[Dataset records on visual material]
::::

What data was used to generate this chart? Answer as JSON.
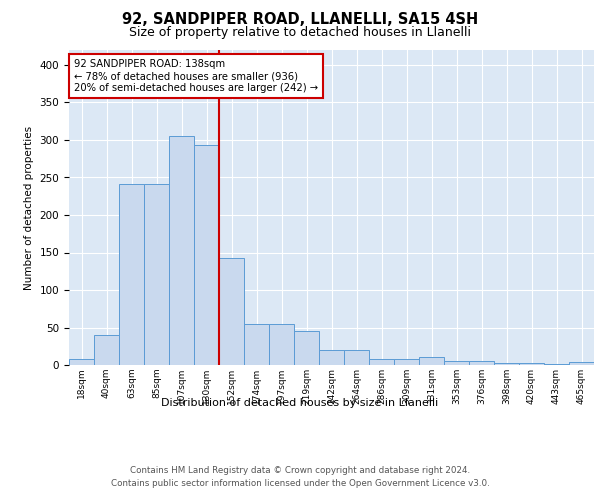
{
  "title1": "92, SANDPIPER ROAD, LLANELLI, SA15 4SH",
  "title2": "Size of property relative to detached houses in Llanelli",
  "xlabel": "Distribution of detached houses by size in Llanelli",
  "ylabel": "Number of detached properties",
  "bar_labels": [
    "18sqm",
    "40sqm",
    "63sqm",
    "85sqm",
    "107sqm",
    "130sqm",
    "152sqm",
    "174sqm",
    "197sqm",
    "219sqm",
    "242sqm",
    "264sqm",
    "286sqm",
    "309sqm",
    "331sqm",
    "353sqm",
    "376sqm",
    "398sqm",
    "420sqm",
    "443sqm",
    "465sqm"
  ],
  "bar_values": [
    8,
    40,
    241,
    241,
    305,
    293,
    143,
    55,
    55,
    46,
    20,
    20,
    8,
    8,
    11,
    5,
    5,
    3,
    3,
    1,
    4
  ],
  "bar_color": "#c9d9ee",
  "bar_edge_color": "#5b9bd5",
  "vline_x_idx": 6,
  "vline_color": "#cc0000",
  "annotation_text": "92 SANDPIPER ROAD: 138sqm\n← 78% of detached houses are smaller (936)\n20% of semi-detached houses are larger (242) →",
  "annotation_box_color": "white",
  "annotation_box_edge": "#cc0000",
  "ylim": [
    0,
    420
  ],
  "yticks": [
    0,
    50,
    100,
    150,
    200,
    250,
    300,
    350,
    400
  ],
  "background_color": "#dce8f5",
  "footer": "Contains HM Land Registry data © Crown copyright and database right 2024.\nContains public sector information licensed under the Open Government Licence v3.0."
}
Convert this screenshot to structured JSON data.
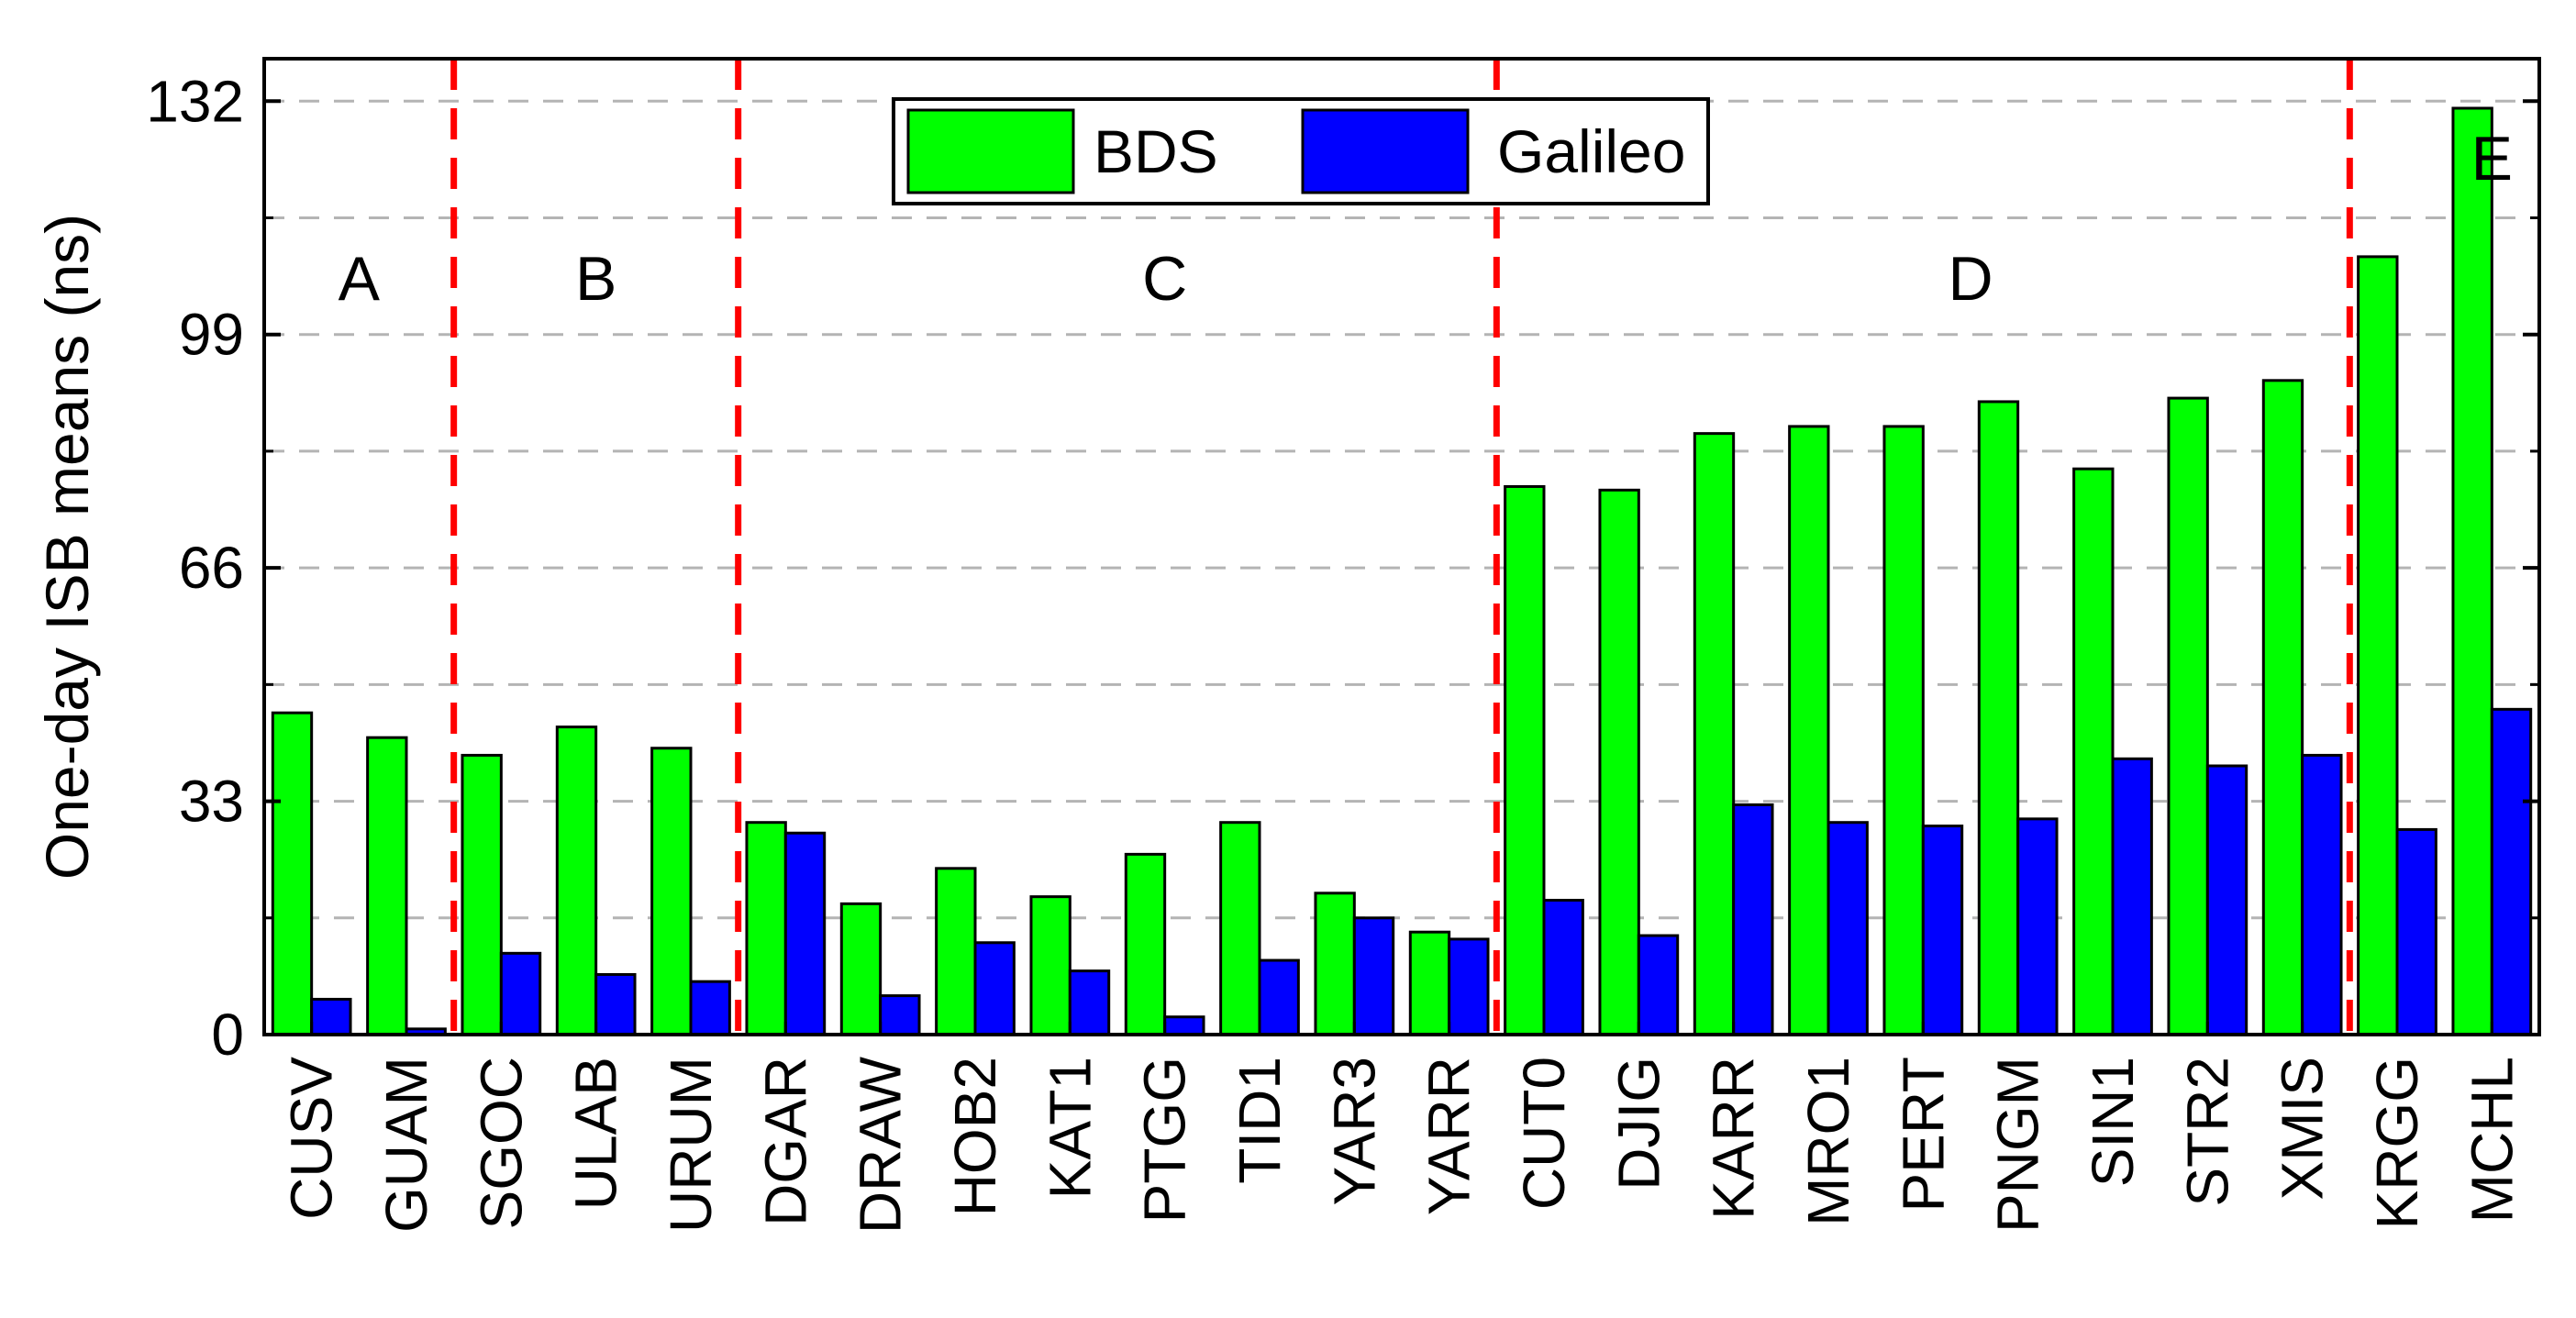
{
  "chart_data": {
    "type": "bar",
    "title": "",
    "xlabel": "",
    "ylabel": "One-day ISB means (ns)",
    "ylim": [
      0,
      138
    ],
    "yticks": [
      0,
      33,
      66,
      99,
      132
    ],
    "ygrid_minor": [
      16.5,
      49.5,
      82.5,
      115.5
    ],
    "grid": true,
    "legend_position": "top-center",
    "categories": [
      "CUSV",
      "GUAM",
      "SGOC",
      "ULAB",
      "URUM",
      "DGAR",
      "DRAW",
      "HOB2",
      "KAT1",
      "PTGG",
      "TID1",
      "YAR3",
      "YARR",
      "CUT0",
      "DJIG",
      "KARR",
      "MRO1",
      "PERT",
      "PNGM",
      "SIN1",
      "STR2",
      "XMIS",
      "KRGG",
      "MCHL"
    ],
    "series": [
      {
        "name": "BDS",
        "color": "#00ff00",
        "values": [
          45.5,
          42,
          39.5,
          43.5,
          40.5,
          30,
          18.5,
          23.5,
          19.5,
          25.5,
          30,
          20,
          14.5,
          77.5,
          77,
          85,
          86,
          86,
          89.5,
          80,
          90,
          92.5,
          110,
          131
        ]
      },
      {
        "name": "Galileo",
        "color": "#0000ff",
        "values": [
          5,
          0.8,
          11.5,
          8.5,
          7.5,
          28.5,
          5.5,
          13,
          9,
          2.5,
          10.5,
          16.5,
          13.5,
          19,
          14,
          32.5,
          30,
          29.5,
          30.5,
          39,
          38,
          39.5,
          29,
          46
        ]
      }
    ],
    "group_dividers_after": [
      1,
      4,
      12,
      21
    ],
    "group_labels": [
      {
        "label": "A",
        "center_index": 0.5,
        "y": 107
      },
      {
        "label": "B",
        "center_index": 3,
        "y": 107
      },
      {
        "label": "C",
        "center_index": 9,
        "y": 107
      },
      {
        "label": "D",
        "center_index": 17.5,
        "y": 107
      },
      {
        "label": "E",
        "center_index": 23,
        "y": 124
      }
    ],
    "divider_color": "#ff0000"
  }
}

::::

■ **PROBLEM**: Please write out all of the material above without changing a word, and omit any pictures.

■ **ANSWER IN FULL**:
What data was used to generate this chart? Answer as JSON.
{
  "title1": "92, SANDPIPER ROAD, LLANELLI, SA15 4SH",
  "title2": "Size of property relative to detached houses in Llanelli",
  "xlabel": "Distribution of detached houses by size in Llanelli",
  "ylabel": "Number of detached properties",
  "bar_labels": [
    "18sqm",
    "40sqm",
    "63sqm",
    "85sqm",
    "107sqm",
    "130sqm",
    "152sqm",
    "174sqm",
    "197sqm",
    "219sqm",
    "242sqm",
    "264sqm",
    "286sqm",
    "309sqm",
    "331sqm",
    "353sqm",
    "376sqm",
    "398sqm",
    "420sqm",
    "443sqm",
    "465sqm"
  ],
  "bar_values": [
    8,
    40,
    241,
    241,
    305,
    293,
    143,
    55,
    55,
    46,
    20,
    20,
    8,
    8,
    11,
    5,
    5,
    3,
    3,
    1,
    4
  ],
  "bar_color": "#c9d9ee",
  "bar_edge_color": "#5b9bd5",
  "vline_x_idx": 6,
  "vline_color": "#cc0000",
  "annotation_text": "92 SANDPIPER ROAD: 138sqm\n← 78% of detached houses are smaller (936)\n20% of semi-detached houses are larger (242) →",
  "annotation_box_color": "white",
  "annotation_box_edge": "#cc0000",
  "ylim": [
    0,
    420
  ],
  "yticks": [
    0,
    50,
    100,
    150,
    200,
    250,
    300,
    350,
    400
  ],
  "background_color": "#dce8f5",
  "footer": "Contains HM Land Registry data © Crown copyright and database right 2024.\nContains public sector information licensed under the Open Government Licence v3.0."
}
Convert this screenshot to structured JSON data.
{
  "chart_data": {
    "type": "bar",
    "title": "",
    "xlabel": "",
    "ylabel": "One-day ISB means (ns)",
    "ylim": [
      0,
      138
    ],
    "yticks": [
      0,
      33,
      66,
      99,
      132
    ],
    "ygrid_minor": [
      16.5,
      49.5,
      82.5,
      115.5
    ],
    "grid": true,
    "legend_position": "top-center",
    "categories": [
      "CUSV",
      "GUAM",
      "SGOC",
      "ULAB",
      "URUM",
      "DGAR",
      "DRAW",
      "HOB2",
      "KAT1",
      "PTGG",
      "TID1",
      "YAR3",
      "YARR",
      "CUT0",
      "DJIG",
      "KARR",
      "MRO1",
      "PERT",
      "PNGM",
      "SIN1",
      "STR2",
      "XMIS",
      "KRGG",
      "MCHL"
    ],
    "series": [
      {
        "name": "BDS",
        "color": "#00ff00",
        "values": [
          45.5,
          42,
          39.5,
          43.5,
          40.5,
          30,
          18.5,
          23.5,
          19.5,
          25.5,
          30,
          20,
          14.5,
          77.5,
          77,
          85,
          86,
          86,
          89.5,
          80,
          90,
          92.5,
          110,
          131
        ]
      },
      {
        "name": "Galileo",
        "color": "#0000ff",
        "values": [
          5,
          0.8,
          11.5,
          8.5,
          7.5,
          28.5,
          5.5,
          13,
          9,
          2.5,
          10.5,
          16.5,
          13.5,
          19,
          14,
          32.5,
          30,
          29.5,
          30.5,
          39,
          38,
          39.5,
          29,
          46
        ]
      }
    ],
    "group_dividers_after": [
      1,
      4,
      12,
      21
    ],
    "group_labels": [
      {
        "label": "A",
        "center_index": 0.5,
        "y": 107
      },
      {
        "label": "B",
        "center_index": 3,
        "y": 107
      },
      {
        "label": "C",
        "center_index": 9,
        "y": 107
      },
      {
        "label": "D",
        "center_index": 17.5,
        "y": 107
      },
      {
        "label": "E",
        "center_index": 23,
        "y": 124
      }
    ],
    "divider_color": "#ff0000"
  }
}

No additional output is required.